Repeat the listing in full, preserving every character.

━━━━━━━━━━━━━━━━

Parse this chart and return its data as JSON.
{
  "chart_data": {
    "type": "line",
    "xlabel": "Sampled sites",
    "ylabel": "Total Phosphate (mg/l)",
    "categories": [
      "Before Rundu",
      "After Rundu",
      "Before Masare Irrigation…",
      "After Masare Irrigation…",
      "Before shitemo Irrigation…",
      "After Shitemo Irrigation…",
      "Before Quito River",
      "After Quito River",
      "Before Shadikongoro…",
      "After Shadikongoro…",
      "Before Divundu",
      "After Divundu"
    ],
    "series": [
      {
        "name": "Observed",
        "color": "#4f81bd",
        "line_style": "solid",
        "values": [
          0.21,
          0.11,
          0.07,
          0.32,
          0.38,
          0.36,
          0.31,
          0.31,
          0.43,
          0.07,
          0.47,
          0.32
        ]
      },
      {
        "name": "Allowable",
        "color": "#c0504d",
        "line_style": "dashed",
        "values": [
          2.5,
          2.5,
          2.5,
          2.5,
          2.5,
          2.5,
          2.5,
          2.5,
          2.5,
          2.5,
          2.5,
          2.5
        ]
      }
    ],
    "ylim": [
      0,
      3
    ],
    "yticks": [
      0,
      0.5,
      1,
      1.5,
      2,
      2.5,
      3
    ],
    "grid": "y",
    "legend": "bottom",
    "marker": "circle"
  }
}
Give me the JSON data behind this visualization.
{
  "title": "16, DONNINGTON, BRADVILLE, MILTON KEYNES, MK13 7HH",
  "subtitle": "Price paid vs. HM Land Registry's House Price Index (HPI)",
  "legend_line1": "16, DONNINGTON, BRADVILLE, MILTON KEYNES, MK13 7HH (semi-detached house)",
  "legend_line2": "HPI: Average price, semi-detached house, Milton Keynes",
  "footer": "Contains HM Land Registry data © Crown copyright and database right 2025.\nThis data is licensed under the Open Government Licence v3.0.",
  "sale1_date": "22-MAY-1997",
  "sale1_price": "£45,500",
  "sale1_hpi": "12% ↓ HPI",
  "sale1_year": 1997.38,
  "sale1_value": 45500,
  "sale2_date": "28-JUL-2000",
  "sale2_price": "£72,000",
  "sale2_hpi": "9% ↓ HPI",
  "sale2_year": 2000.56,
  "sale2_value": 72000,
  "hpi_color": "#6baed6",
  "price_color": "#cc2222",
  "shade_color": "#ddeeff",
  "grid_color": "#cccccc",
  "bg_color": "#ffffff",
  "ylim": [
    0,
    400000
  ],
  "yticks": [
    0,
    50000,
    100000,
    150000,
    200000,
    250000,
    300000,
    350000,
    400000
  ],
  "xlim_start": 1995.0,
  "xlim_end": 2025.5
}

━━━━━━━━━━━━━━━━

● **CORRECT RESPONSE**:
Parse this chart and return its data as JSON.
{
  "chart_data": {
    "type": "line",
    "xlabel": "Sampled sites",
    "ylabel": "Total Phosphate (mg/l)",
    "categories": [
      "Before Rundu",
      "After Rundu",
      "Before Masare Irrigation…",
      "After Masare Irrigation…",
      "Before shitemo Irrigation…",
      "After Shitemo Irrigation…",
      "Before Quito River",
      "After Quito River",
      "Before Shadikongoro…",
      "After Shadikongoro…",
      "Before Divundu",
      "After Divundu"
    ],
    "series": [
      {
        "name": "Observed",
        "color": "#4f81bd",
        "line_style": "solid",
        "values": [
          0.21,
          0.11,
          0.07,
          0.32,
          0.38,
          0.36,
          0.31,
          0.31,
          0.43,
          0.07,
          0.47,
          0.32
        ]
      },
      {
        "name": "Allowable",
        "color": "#c0504d",
        "line_style": "dashed",
        "values": [
          2.5,
          2.5,
          2.5,
          2.5,
          2.5,
          2.5,
          2.5,
          2.5,
          2.5,
          2.5,
          2.5,
          2.5
        ]
      }
    ],
    "ylim": [
      0,
      3
    ],
    "yticks": [
      0,
      0.5,
      1,
      1.5,
      2,
      2.5,
      3
    ],
    "grid": "y",
    "legend": "bottom",
    "marker": "circle"
  }
}
Give me the JSON data behind this visualization.
{
  "title": "16, DONNINGTON, BRADVILLE, MILTON KEYNES, MK13 7HH",
  "subtitle": "Price paid vs. HM Land Registry's House Price Index (HPI)",
  "legend_line1": "16, DONNINGTON, BRADVILLE, MILTON KEYNES, MK13 7HH (semi-detached house)",
  "legend_line2": "HPI: Average price, semi-detached house, Milton Keynes",
  "footer": "Contains HM Land Registry data © Crown copyright and database right 2025.\nThis data is licensed under the Open Government Licence v3.0.",
  "sale1_date": "22-MAY-1997",
  "sale1_price": "£45,500",
  "sale1_hpi": "12% ↓ HPI",
  "sale1_year": 1997.38,
  "sale1_value": 45500,
  "sale2_date": "28-JUL-2000",
  "sale2_price": "£72,000",
  "sale2_hpi": "9% ↓ HPI",
  "sale2_year": 2000.56,
  "sale2_value": 72000,
  "hpi_color": "#6baed6",
  "price_color": "#cc2222",
  "shade_color": "#ddeeff",
  "grid_color": "#cccccc",
  "bg_color": "#ffffff",
  "ylim": [
    0,
    400000
  ],
  "yticks": [
    0,
    50000,
    100000,
    150000,
    200000,
    250000,
    300000,
    350000,
    400000
  ],
  "xlim_start": 1995.0,
  "xlim_end": 2025.5
}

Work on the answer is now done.